● **Task statement**:
Word for word, copy all the data and drop the pictures.

● **Records supplied**:
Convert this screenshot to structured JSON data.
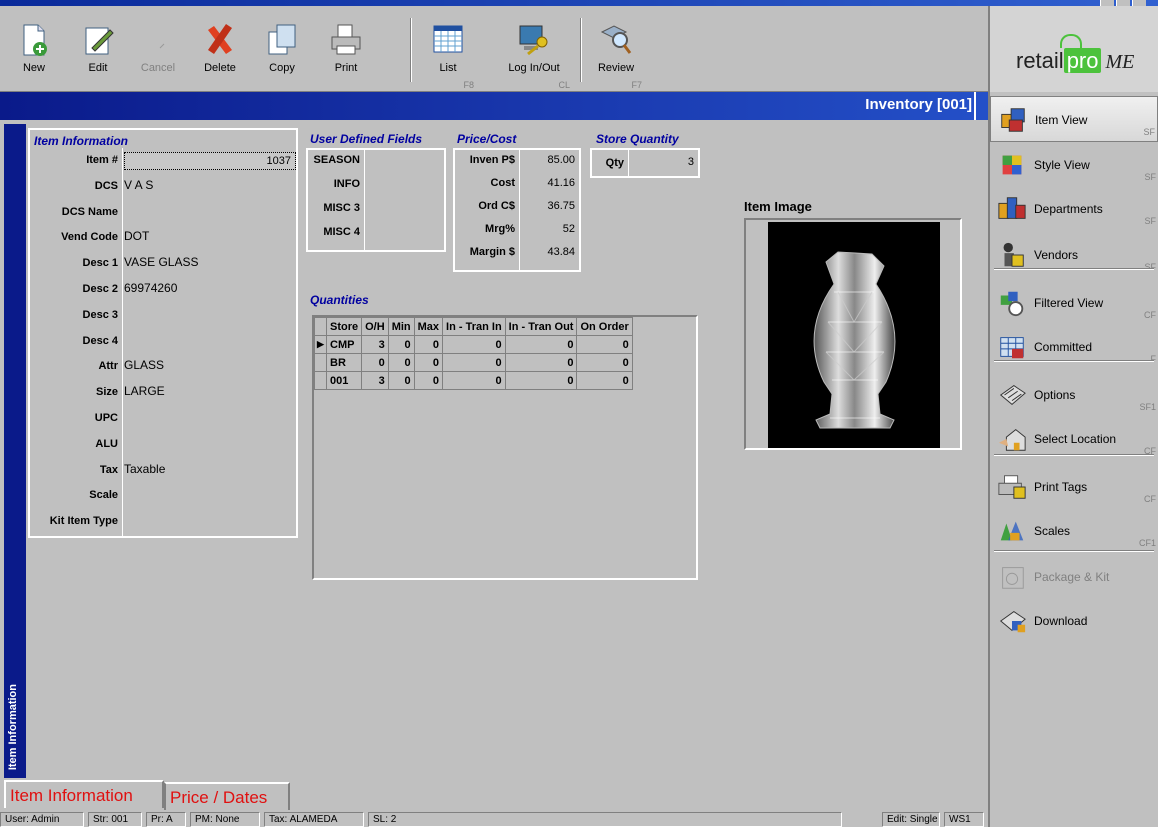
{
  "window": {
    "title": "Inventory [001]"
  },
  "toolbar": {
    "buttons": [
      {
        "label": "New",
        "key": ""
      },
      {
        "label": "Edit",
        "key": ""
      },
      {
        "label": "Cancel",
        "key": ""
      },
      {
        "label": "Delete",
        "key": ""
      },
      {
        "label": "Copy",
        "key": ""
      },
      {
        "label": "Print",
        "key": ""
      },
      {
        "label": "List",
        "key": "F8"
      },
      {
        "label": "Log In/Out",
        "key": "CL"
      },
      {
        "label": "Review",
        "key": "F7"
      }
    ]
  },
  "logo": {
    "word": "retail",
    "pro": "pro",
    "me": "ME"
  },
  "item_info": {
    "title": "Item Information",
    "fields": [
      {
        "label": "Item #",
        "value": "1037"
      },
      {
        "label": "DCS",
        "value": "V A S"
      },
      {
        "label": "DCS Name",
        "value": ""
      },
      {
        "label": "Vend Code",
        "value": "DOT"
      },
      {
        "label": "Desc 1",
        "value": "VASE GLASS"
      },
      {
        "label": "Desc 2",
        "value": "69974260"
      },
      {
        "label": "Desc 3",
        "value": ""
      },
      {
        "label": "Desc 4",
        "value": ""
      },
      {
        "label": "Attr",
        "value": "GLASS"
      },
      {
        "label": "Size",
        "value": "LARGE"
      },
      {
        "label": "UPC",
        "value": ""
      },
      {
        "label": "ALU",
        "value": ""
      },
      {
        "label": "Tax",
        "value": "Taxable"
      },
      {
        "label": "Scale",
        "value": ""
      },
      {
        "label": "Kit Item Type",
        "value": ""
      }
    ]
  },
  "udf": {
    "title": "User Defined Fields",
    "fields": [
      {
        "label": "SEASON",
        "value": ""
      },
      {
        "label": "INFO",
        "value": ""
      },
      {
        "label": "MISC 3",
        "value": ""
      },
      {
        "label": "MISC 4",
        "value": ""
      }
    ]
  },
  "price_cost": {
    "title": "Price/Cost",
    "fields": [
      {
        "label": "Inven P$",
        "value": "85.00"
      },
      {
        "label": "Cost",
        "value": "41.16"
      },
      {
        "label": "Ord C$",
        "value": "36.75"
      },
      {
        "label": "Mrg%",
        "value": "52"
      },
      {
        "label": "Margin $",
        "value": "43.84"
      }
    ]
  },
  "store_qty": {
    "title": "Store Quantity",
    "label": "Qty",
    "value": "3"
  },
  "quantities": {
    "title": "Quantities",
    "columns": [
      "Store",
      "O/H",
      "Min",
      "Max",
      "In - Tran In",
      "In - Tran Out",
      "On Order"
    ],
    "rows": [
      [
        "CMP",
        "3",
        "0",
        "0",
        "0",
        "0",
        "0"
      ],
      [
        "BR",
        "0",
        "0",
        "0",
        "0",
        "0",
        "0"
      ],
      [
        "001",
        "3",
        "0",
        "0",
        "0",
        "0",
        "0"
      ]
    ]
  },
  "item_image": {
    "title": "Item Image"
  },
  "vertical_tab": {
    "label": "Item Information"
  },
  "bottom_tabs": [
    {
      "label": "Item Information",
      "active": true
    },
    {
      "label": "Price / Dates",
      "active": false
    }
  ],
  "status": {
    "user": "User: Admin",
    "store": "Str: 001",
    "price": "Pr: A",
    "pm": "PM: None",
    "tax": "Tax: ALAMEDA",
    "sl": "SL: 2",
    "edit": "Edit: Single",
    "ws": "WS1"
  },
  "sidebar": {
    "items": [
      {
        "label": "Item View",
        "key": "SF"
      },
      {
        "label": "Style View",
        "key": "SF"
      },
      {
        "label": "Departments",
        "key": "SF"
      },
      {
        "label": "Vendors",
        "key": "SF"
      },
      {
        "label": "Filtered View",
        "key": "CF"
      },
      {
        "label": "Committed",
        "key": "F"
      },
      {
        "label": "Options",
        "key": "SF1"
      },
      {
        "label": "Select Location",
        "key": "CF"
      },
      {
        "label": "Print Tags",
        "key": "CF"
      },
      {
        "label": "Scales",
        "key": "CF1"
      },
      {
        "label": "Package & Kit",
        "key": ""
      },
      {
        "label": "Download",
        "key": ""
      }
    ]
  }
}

● **Solution**:
Convert this screenshot to structured JSON data.
{
  "window": {
    "title": "Inventory [001]"
  },
  "toolbar": {
    "buttons": [
      {
        "label": "New",
        "key": ""
      },
      {
        "label": "Edit",
        "key": ""
      },
      {
        "label": "Cancel",
        "key": ""
      },
      {
        "label": "Delete",
        "key": ""
      },
      {
        "label": "Copy",
        "key": ""
      },
      {
        "label": "Print",
        "key": ""
      },
      {
        "label": "List",
        "key": "F8"
      },
      {
        "label": "Log In/Out",
        "key": "CL"
      },
      {
        "label": "Review",
        "key": "F7"
      }
    ]
  },
  "logo": {
    "word": "retail",
    "pro": "pro",
    "me": "ME"
  },
  "item_info": {
    "title": "Item Information",
    "fields": [
      {
        "label": "Item #",
        "value": "1037"
      },
      {
        "label": "DCS",
        "value": "V A S"
      },
      {
        "label": "DCS Name",
        "value": ""
      },
      {
        "label": "Vend Code",
        "value": "DOT"
      },
      {
        "label": "Desc 1",
        "value": "VASE GLASS"
      },
      {
        "label": "Desc 2",
        "value": "69974260"
      },
      {
        "label": "Desc 3",
        "value": ""
      },
      {
        "label": "Desc 4",
        "value": ""
      },
      {
        "label": "Attr",
        "value": "GLASS"
      },
      {
        "label": "Size",
        "value": "LARGE"
      },
      {
        "label": "UPC",
        "value": ""
      },
      {
        "label": "ALU",
        "value": ""
      },
      {
        "label": "Tax",
        "value": "Taxable"
      },
      {
        "label": "Scale",
        "value": ""
      },
      {
        "label": "Kit Item Type",
        "value": ""
      }
    ]
  },
  "udf": {
    "title": "User Defined Fields",
    "fields": [
      {
        "label": "SEASON",
        "value": ""
      },
      {
        "label": "INFO",
        "value": ""
      },
      {
        "label": "MISC 3",
        "value": ""
      },
      {
        "label": "MISC 4",
        "value": ""
      }
    ]
  },
  "price_cost": {
    "title": "Price/Cost",
    "fields": [
      {
        "label": "Inven P$",
        "value": "85.00"
      },
      {
        "label": "Cost",
        "value": "41.16"
      },
      {
        "label": "Ord C$",
        "value": "36.75"
      },
      {
        "label": "Mrg%",
        "value": "52"
      },
      {
        "label": "Margin $",
        "value": "43.84"
      }
    ]
  },
  "store_qty": {
    "title": "Store Quantity",
    "label": "Qty",
    "value": "3"
  },
  "quantities": {
    "title": "Quantities",
    "columns": [
      "Store",
      "O/H",
      "Min",
      "Max",
      "In - Tran In",
      "In - Tran Out",
      "On Order"
    ],
    "rows": [
      [
        "CMP",
        "3",
        "0",
        "0",
        "0",
        "0",
        "0"
      ],
      [
        "BR",
        "0",
        "0",
        "0",
        "0",
        "0",
        "0"
      ],
      [
        "001",
        "3",
        "0",
        "0",
        "0",
        "0",
        "0"
      ]
    ]
  },
  "item_image": {
    "title": "Item Image"
  },
  "vertical_tab": {
    "label": "Item Information"
  },
  "bottom_tabs": [
    {
      "label": "Item Information",
      "active": true
    },
    {
      "label": "Price / Dates",
      "active": false
    }
  ],
  "status": {
    "user": "User: Admin",
    "store": "Str: 001",
    "price": "Pr: A",
    "pm": "PM: None",
    "tax": "Tax: ALAMEDA",
    "sl": "SL: 2",
    "edit": "Edit: Single",
    "ws": "WS1"
  },
  "sidebar": {
    "items": [
      {
        "label": "Item View",
        "key": "SF"
      },
      {
        "label": "Style View",
        "key": "SF"
      },
      {
        "label": "Departments",
        "key": "SF"
      },
      {
        "label": "Vendors",
        "key": "SF"
      },
      {
        "label": "Filtered View",
        "key": "CF"
      },
      {
        "label": "Committed",
        "key": "F"
      },
      {
        "label": "Options",
        "key": "SF1"
      },
      {
        "label": "Select Location",
        "key": "CF"
      },
      {
        "label": "Print Tags",
        "key": "CF"
      },
      {
        "label": "Scales",
        "key": "CF1"
      },
      {
        "label": "Package & Kit",
        "key": ""
      },
      {
        "label": "Download",
        "key": ""
      }
    ]
  }
}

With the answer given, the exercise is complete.